Written task -
Repeat each record below exactly as given.

Input records -

_____

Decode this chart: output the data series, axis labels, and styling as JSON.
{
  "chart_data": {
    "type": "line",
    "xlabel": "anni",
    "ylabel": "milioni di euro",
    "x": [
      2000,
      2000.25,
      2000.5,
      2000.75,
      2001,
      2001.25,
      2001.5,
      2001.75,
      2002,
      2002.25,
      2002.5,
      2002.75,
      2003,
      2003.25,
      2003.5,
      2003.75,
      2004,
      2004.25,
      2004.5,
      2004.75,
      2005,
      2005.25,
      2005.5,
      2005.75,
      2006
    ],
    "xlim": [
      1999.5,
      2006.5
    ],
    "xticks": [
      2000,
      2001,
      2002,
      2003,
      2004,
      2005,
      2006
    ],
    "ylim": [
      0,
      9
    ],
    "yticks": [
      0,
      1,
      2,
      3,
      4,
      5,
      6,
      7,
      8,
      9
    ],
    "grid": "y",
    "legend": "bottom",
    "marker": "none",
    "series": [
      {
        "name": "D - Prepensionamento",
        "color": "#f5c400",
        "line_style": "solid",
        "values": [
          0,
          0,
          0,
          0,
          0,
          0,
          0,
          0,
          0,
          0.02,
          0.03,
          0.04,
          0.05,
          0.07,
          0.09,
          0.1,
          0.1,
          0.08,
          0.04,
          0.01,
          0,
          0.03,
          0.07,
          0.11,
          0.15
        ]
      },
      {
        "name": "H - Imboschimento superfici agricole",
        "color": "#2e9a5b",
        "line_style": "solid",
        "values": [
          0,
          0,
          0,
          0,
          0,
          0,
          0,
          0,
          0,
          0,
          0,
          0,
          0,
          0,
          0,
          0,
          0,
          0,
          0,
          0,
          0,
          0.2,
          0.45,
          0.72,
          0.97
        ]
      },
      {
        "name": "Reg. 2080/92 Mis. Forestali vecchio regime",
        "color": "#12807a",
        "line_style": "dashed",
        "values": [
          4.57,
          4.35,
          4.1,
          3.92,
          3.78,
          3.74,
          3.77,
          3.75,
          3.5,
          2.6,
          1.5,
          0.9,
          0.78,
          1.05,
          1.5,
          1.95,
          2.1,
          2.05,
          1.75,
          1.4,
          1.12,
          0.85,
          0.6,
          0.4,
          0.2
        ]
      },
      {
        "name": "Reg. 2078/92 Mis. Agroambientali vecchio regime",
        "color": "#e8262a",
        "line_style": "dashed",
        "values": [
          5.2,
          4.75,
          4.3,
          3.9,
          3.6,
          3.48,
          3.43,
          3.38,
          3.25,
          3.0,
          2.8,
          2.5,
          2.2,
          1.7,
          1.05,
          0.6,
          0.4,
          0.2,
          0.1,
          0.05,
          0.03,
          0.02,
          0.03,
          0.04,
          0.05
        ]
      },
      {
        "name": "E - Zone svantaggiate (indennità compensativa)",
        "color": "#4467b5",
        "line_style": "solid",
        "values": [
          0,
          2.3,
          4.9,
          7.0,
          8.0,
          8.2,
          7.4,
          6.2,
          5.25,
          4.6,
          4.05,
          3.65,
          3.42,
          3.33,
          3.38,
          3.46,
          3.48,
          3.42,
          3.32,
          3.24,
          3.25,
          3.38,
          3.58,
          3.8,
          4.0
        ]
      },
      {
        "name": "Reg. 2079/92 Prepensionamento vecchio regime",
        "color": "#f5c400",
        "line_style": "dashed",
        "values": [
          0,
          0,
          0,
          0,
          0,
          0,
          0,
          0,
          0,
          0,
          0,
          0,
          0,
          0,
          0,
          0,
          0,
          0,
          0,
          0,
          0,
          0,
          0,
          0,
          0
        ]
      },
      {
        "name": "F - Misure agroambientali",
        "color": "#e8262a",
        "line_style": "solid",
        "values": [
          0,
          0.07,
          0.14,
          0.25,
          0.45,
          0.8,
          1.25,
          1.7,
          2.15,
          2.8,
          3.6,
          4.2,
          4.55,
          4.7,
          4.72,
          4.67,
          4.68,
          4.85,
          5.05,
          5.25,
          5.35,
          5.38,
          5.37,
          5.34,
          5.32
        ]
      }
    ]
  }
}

_____

Reply -
Decode this chart: output the data series, axis labels, and styling as JSON.
{
  "chart_data": {
    "type": "line",
    "xlabel": "anni",
    "ylabel": "milioni di euro",
    "x": [
      2000,
      2000.25,
      2000.5,
      2000.75,
      2001,
      2001.25,
      2001.5,
      2001.75,
      2002,
      2002.25,
      2002.5,
      2002.75,
      2003,
      2003.25,
      2003.5,
      2003.75,
      2004,
      2004.25,
      2004.5,
      2004.75,
      2005,
      2005.25,
      2005.5,
      2005.75,
      2006
    ],
    "xlim": [
      1999.5,
      2006.5
    ],
    "xticks": [
      2000,
      2001,
      2002,
      2003,
      2004,
      2005,
      2006
    ],
    "ylim": [
      0,
      9
    ],
    "yticks": [
      0,
      1,
      2,
      3,
      4,
      5,
      6,
      7,
      8,
      9
    ],
    "grid": "y",
    "legend": "bottom",
    "marker": "none",
    "series": [
      {
        "name": "D - Prepensionamento",
        "color": "#f5c400",
        "line_style": "solid",
        "values": [
          0,
          0,
          0,
          0,
          0,
          0,
          0,
          0,
          0,
          0.02,
          0.03,
          0.04,
          0.05,
          0.07,
          0.09,
          0.1,
          0.1,
          0.08,
          0.04,
          0.01,
          0,
          0.03,
          0.07,
          0.11,
          0.15
        ]
      },
      {
        "name": "H - Imboschimento superfici agricole",
        "color": "#2e9a5b",
        "line_style": "solid",
        "values": [
          0,
          0,
          0,
          0,
          0,
          0,
          0,
          0,
          0,
          0,
          0,
          0,
          0,
          0,
          0,
          0,
          0,
          0,
          0,
          0,
          0,
          0.2,
          0.45,
          0.72,
          0.97
        ]
      },
      {
        "name": "Reg. 2080/92 Mis. Forestali vecchio regime",
        "color": "#12807a",
        "line_style": "dashed",
        "values": [
          4.57,
          4.35,
          4.1,
          3.92,
          3.78,
          3.74,
          3.77,
          3.75,
          3.5,
          2.6,
          1.5,
          0.9,
          0.78,
          1.05,
          1.5,
          1.95,
          2.1,
          2.05,
          1.75,
          1.4,
          1.12,
          0.85,
          0.6,
          0.4,
          0.2
        ]
      },
      {
        "name": "Reg. 2078/92 Mis. Agroambientali vecchio regime",
        "color": "#e8262a",
        "line_style": "dashed",
        "values": [
          5.2,
          4.75,
          4.3,
          3.9,
          3.6,
          3.48,
          3.43,
          3.38,
          3.25,
          3.0,
          2.8,
          2.5,
          2.2,
          1.7,
          1.05,
          0.6,
          0.4,
          0.2,
          0.1,
          0.05,
          0.03,
          0.02,
          0.03,
          0.04,
          0.05
        ]
      },
      {
        "name": "E - Zone svantaggiate (indennità compensativa)",
        "color": "#4467b5",
        "line_style": "solid",
        "values": [
          0,
          2.3,
          4.9,
          7.0,
          8.0,
          8.2,
          7.4,
          6.2,
          5.25,
          4.6,
          4.05,
          3.65,
          3.42,
          3.33,
          3.38,
          3.46,
          3.48,
          3.42,
          3.32,
          3.24,
          3.25,
          3.38,
          3.58,
          3.8,
          4.0
        ]
      },
      {
        "name": "Reg. 2079/92 Prepensionamento vecchio regime",
        "color": "#f5c400",
        "line_style": "dashed",
        "values": [
          0,
          0,
          0,
          0,
          0,
          0,
          0,
          0,
          0,
          0,
          0,
          0,
          0,
          0,
          0,
          0,
          0,
          0,
          0,
          0,
          0,
          0,
          0,
          0,
          0
        ]
      },
      {
        "name": "F - Misure agroambientali",
        "color": "#e8262a",
        "line_style": "solid",
        "values": [
          0,
          0.07,
          0.14,
          0.25,
          0.45,
          0.8,
          1.25,
          1.7,
          2.15,
          2.8,
          3.6,
          4.2,
          4.55,
          4.7,
          4.72,
          4.67,
          4.68,
          4.85,
          5.05,
          5.25,
          5.35,
          5.38,
          5.37,
          5.34,
          5.32
        ]
      }
    ]
  }
}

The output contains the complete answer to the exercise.